■ **What is needed**
Copy out all the data, word for word.

■ **Figure data in JSON**
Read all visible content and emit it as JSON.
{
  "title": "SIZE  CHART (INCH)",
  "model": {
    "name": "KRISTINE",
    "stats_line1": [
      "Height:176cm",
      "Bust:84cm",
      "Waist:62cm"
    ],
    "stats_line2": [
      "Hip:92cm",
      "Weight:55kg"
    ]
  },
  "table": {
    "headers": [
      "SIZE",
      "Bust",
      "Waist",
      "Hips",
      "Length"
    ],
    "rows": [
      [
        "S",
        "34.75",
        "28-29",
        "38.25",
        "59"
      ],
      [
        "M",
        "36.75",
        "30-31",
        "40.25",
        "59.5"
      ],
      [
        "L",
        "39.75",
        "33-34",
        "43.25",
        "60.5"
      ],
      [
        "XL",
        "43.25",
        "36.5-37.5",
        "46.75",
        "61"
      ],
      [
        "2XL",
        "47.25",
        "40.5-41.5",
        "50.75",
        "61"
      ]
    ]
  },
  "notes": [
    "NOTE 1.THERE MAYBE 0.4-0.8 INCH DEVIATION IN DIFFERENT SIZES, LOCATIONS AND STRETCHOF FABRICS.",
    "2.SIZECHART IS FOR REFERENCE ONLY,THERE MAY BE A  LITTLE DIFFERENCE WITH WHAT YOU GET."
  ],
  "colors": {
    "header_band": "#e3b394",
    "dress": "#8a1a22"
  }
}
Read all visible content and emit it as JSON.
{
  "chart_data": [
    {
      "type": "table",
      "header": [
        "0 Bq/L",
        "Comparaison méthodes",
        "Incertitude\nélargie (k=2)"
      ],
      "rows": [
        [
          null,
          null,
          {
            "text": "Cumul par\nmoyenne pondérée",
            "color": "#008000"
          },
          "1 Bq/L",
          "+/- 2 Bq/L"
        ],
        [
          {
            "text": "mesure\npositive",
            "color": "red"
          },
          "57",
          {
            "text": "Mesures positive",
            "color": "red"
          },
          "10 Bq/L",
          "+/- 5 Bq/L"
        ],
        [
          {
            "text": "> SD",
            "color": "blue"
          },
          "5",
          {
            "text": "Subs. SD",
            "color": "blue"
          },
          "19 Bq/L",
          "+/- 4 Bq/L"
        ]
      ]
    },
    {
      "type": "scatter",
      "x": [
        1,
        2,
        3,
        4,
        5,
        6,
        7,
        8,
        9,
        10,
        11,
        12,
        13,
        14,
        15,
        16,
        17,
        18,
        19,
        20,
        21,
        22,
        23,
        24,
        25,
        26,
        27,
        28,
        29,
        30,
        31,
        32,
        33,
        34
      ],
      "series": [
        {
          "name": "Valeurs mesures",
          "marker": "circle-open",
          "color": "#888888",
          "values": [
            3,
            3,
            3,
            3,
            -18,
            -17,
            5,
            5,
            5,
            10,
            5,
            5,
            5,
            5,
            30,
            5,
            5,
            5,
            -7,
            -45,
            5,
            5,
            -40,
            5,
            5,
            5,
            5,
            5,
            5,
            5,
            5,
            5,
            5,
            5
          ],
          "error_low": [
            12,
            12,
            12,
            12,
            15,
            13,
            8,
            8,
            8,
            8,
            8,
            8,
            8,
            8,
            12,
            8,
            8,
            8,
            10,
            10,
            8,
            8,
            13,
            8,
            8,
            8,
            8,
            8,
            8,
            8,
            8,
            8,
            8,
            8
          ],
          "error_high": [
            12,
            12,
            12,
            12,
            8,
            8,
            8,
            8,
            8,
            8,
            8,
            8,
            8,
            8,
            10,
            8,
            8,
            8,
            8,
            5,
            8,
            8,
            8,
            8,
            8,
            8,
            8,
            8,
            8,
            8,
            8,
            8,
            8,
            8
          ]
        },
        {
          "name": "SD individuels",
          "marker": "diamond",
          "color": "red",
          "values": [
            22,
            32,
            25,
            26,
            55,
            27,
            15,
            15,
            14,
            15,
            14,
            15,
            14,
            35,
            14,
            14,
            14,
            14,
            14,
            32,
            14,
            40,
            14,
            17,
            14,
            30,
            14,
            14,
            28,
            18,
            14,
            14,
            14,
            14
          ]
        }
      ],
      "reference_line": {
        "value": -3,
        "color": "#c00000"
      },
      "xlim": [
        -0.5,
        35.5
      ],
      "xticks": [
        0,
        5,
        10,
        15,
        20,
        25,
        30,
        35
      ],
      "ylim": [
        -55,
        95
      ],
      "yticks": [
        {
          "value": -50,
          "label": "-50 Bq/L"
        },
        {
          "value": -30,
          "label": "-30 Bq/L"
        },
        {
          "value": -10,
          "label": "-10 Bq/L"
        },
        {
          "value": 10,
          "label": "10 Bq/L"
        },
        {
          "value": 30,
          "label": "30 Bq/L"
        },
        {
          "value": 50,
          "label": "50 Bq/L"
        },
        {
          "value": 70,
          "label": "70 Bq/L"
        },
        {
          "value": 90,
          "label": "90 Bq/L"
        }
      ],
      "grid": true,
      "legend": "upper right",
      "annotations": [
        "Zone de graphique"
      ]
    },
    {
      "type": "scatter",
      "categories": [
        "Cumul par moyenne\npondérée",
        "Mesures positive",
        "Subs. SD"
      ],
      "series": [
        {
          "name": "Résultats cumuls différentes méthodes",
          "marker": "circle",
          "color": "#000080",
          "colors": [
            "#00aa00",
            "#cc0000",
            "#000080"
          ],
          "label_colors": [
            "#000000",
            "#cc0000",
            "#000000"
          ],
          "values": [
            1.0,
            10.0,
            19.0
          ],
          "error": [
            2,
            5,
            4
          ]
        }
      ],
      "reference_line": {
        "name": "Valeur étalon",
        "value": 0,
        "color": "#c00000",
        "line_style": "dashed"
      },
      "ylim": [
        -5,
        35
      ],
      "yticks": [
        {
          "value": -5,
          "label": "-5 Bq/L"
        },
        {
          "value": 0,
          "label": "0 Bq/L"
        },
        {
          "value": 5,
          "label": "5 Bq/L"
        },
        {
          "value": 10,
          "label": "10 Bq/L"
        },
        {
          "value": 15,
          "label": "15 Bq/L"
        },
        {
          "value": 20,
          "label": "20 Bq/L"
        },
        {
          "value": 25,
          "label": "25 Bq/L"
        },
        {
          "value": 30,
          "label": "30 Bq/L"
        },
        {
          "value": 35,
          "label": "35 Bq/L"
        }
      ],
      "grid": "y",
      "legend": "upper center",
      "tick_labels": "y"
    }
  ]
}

■ **Output below**
Read all visible content and emit it as JSON.
{
  "title": "SIZE  CHART (INCH)",
  "model": {
    "name": "KRISTINE",
    "stats_line1": [
      "Height:176cm",
      "Bust:84cm",
      "Waist:62cm"
    ],
    "stats_line2": [
      "Hip:92cm",
      "Weight:55kg"
    ]
  },
  "table": {
    "headers": [
      "SIZE",
      "Bust",
      "Waist",
      "Hips",
      "Length"
    ],
    "rows": [
      [
        "S",
        "34.75",
        "28-29",
        "38.25",
        "59"
      ],
      [
        "M",
        "36.75",
        "30-31",
        "40.25",
        "59.5"
      ],
      [
        "L",
        "39.75",
        "33-34",
        "43.25",
        "60.5"
      ],
      [
        "XL",
        "43.25",
        "36.5-37.5",
        "46.75",
        "61"
      ],
      [
        "2XL",
        "47.25",
        "40.5-41.5",
        "50.75",
        "61"
      ]
    ]
  },
  "notes": [
    "NOTE 1.THERE MAYBE 0.4-0.8 INCH DEVIATION IN DIFFERENT SIZES, LOCATIONS AND STRETCHOF FABRICS.",
    "2.SIZECHART IS FOR REFERENCE ONLY,THERE MAY BE A  LITTLE DIFFERENCE WITH WHAT YOU GET."
  ],
  "colors": {
    "header_band": "#e3b394",
    "dress": "#8a1a22"
  }
}
Read all visible content and emit it as JSON.
{
  "chart_data": [
    {
      "type": "table",
      "header": [
        "0 Bq/L",
        "Comparaison méthodes",
        "Incertitude\nélargie (k=2)"
      ],
      "rows": [
        [
          null,
          null,
          {
            "text": "Cumul par\nmoyenne pondérée",
            "color": "#008000"
          },
          "1 Bq/L",
          "+/- 2 Bq/L"
        ],
        [
          {
            "text": "mesure\npositive",
            "color": "red"
          },
          "57",
          {
            "text": "Mesures positive",
            "color": "red"
          },
          "10 Bq/L",
          "+/- 5 Bq/L"
        ],
        [
          {
            "text": "> SD",
            "color": "blue"
          },
          "5",
          {
            "text": "Subs. SD",
            "color": "blue"
          },
          "19 Bq/L",
          "+/- 4 Bq/L"
        ]
      ]
    },
    {
      "type": "scatter",
      "x": [
        1,
        2,
        3,
        4,
        5,
        6,
        7,
        8,
        9,
        10,
        11,
        12,
        13,
        14,
        15,
        16,
        17,
        18,
        19,
        20,
        21,
        22,
        23,
        24,
        25,
        26,
        27,
        28,
        29,
        30,
        31,
        32,
        33,
        34
      ],
      "series": [
        {
          "name": "Valeurs mesures",
          "marker": "circle-open",
          "color": "#888888",
          "values": [
            3,
            3,
            3,
            3,
            -18,
            -17,
            5,
            5,
            5,
            10,
            5,
            5,
            5,
            5,
            30,
            5,
            5,
            5,
            -7,
            -45,
            5,
            5,
            -40,
            5,
            5,
            5,
            5,
            5,
            5,
            5,
            5,
            5,
            5,
            5
          ],
          "error_low": [
            12,
            12,
            12,
            12,
            15,
            13,
            8,
            8,
            8,
            8,
            8,
            8,
            8,
            8,
            12,
            8,
            8,
            8,
            10,
            10,
            8,
            8,
            13,
            8,
            8,
            8,
            8,
            8,
            8,
            8,
            8,
            8,
            8,
            8
          ],
          "error_high": [
            12,
            12,
            12,
            12,
            8,
            8,
            8,
            8,
            8,
            8,
            8,
            8,
            8,
            8,
            10,
            8,
            8,
            8,
            8,
            5,
            8,
            8,
            8,
            8,
            8,
            8,
            8,
            8,
            8,
            8,
            8,
            8,
            8,
            8
          ]
        },
        {
          "name": "SD individuels",
          "marker": "diamond",
          "color": "red",
          "values": [
            22,
            32,
            25,
            26,
            55,
            27,
            15,
            15,
            14,
            15,
            14,
            15,
            14,
            35,
            14,
            14,
            14,
            14,
            14,
            32,
            14,
            40,
            14,
            17,
            14,
            30,
            14,
            14,
            28,
            18,
            14,
            14,
            14,
            14
          ]
        }
      ],
      "reference_line": {
        "value": -3,
        "color": "#c00000"
      },
      "xlim": [
        -0.5,
        35.5
      ],
      "xticks": [
        0,
        5,
        10,
        15,
        20,
        25,
        30,
        35
      ],
      "ylim": [
        -55,
        95
      ],
      "yticks": [
        {
          "value": -50,
          "label": "-50 Bq/L"
        },
        {
          "value": -30,
          "label": "-30 Bq/L"
        },
        {
          "value": -10,
          "label": "-10 Bq/L"
        },
        {
          "value": 10,
          "label": "10 Bq/L"
        },
        {
          "value": 30,
          "label": "30 Bq/L"
        },
        {
          "value": 50,
          "label": "50 Bq/L"
        },
        {
          "value": 70,
          "label": "70 Bq/L"
        },
        {
          "value": 90,
          "label": "90 Bq/L"
        }
      ],
      "grid": true,
      "legend": "upper right",
      "annotations": [
        "Zone de graphique"
      ]
    },
    {
      "type": "scatter",
      "categories": [
        "Cumul par moyenne\npondérée",
        "Mesures positive",
        "Subs. SD"
      ],
      "series": [
        {
          "name": "Résultats cumuls différentes méthodes",
          "marker": "circle",
          "color": "#000080",
          "colors": [
            "#00aa00",
            "#cc0000",
            "#000080"
          ],
          "label_colors": [
            "#000000",
            "#cc0000",
            "#000000"
          ],
          "values": [
            1.0,
            10.0,
            19.0
          ],
          "error": [
            2,
            5,
            4
          ]
        }
      ],
      "reference_line": {
        "name": "Valeur étalon",
        "value": 0,
        "color": "#c00000",
        "line_style": "dashed"
      },
      "ylim": [
        -5,
        35
      ],
      "yticks": [
        {
          "value": -5,
          "label": "-5 Bq/L"
        },
        {
          "value": 0,
          "label": "0 Bq/L"
        },
        {
          "value": 5,
          "label": "5 Bq/L"
        },
        {
          "value": 10,
          "label": "10 Bq/L"
        },
        {
          "value": 15,
          "label": "15 Bq/L"
        },
        {
          "value": 20,
          "label": "20 Bq/L"
        },
        {
          "value": 25,
          "label": "25 Bq/L"
        },
        {
          "value": 30,
          "label": "30 Bq/L"
        },
        {
          "value": 35,
          "label": "35 Bq/L"
        }
      ],
      "grid": "y",
      "legend": "upper center",
      "tick_labels": "y"
    }
  ]
}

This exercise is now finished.